EXERCISE AIM. Copy the entries below line for line, leaving out the pictures.

DATA SUPPLIED.
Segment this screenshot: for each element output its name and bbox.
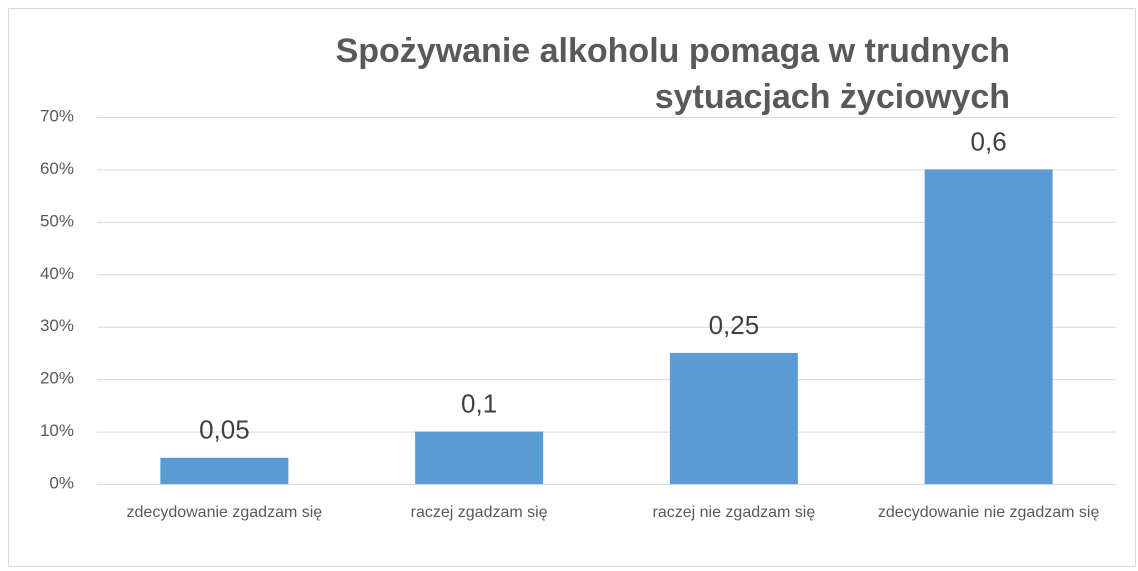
bar	[669, 352, 798, 484]
x-tick-label: zdecydowanie nie zgadzam się	[877, 504, 1100, 521]
x-tick-label: raczej zgadzam się	[410, 504, 548, 521]
y-tick-label: 70%	[40, 106, 74, 125]
y-tick-label: 20%	[40, 369, 74, 388]
x-tick-label: raczej nie zgadzam się	[652, 504, 816, 521]
y-tick-label: 10%	[40, 421, 74, 440]
y-tick-label: 30%	[40, 316, 74, 335]
chart-title: Spożywanie alkoholu pomaga w trudnych sy…	[335, 32, 1010, 116]
bar	[160, 457, 289, 484]
y-tick-label: 0%	[49, 473, 74, 492]
data-label: 0,1	[461, 388, 497, 418]
data-label: 0,05	[199, 415, 250, 445]
y-tick-label: 50%	[40, 211, 74, 230]
bar	[924, 169, 1053, 484]
y-tick-label: 40%	[40, 264, 74, 283]
data-label: 0,6	[971, 126, 1007, 156]
y-tick-label: 60%	[40, 159, 74, 178]
x-tick-label: zdecydowanie zgadzam się	[126, 504, 323, 521]
data-label: 0,25	[709, 310, 760, 340]
bar	[415, 431, 544, 484]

SOLUTION TO THIS TASK.
Segment this screenshot: for each element output its name and bbox.
bar	[669, 352, 798, 484]
x-tick-label: zdecydowanie nie zgadzam się	[877, 504, 1100, 521]
x-tick-label: raczej zgadzam się	[410, 504, 548, 521]
y-tick-label: 70%	[40, 106, 74, 125]
y-tick-label: 20%	[40, 369, 74, 388]
x-tick-label: raczej nie zgadzam się	[652, 504, 816, 521]
y-tick-label: 10%	[40, 421, 74, 440]
y-tick-label: 30%	[40, 316, 74, 335]
chart-title: Spożywanie alkoholu pomaga w trudnych sy…	[335, 32, 1010, 116]
bar	[160, 457, 289, 484]
y-tick-label: 0%	[49, 473, 74, 492]
data-label: 0,1	[461, 388, 497, 418]
data-label: 0,05	[199, 415, 250, 445]
y-tick-label: 50%	[40, 211, 74, 230]
bar	[924, 169, 1053, 484]
y-tick-label: 40%	[40, 264, 74, 283]
data-label: 0,6	[971, 126, 1007, 156]
y-tick-label: 60%	[40, 159, 74, 178]
x-tick-label: zdecydowanie zgadzam się	[126, 504, 323, 521]
data-label: 0,25	[709, 310, 760, 340]
bar	[415, 431, 544, 484]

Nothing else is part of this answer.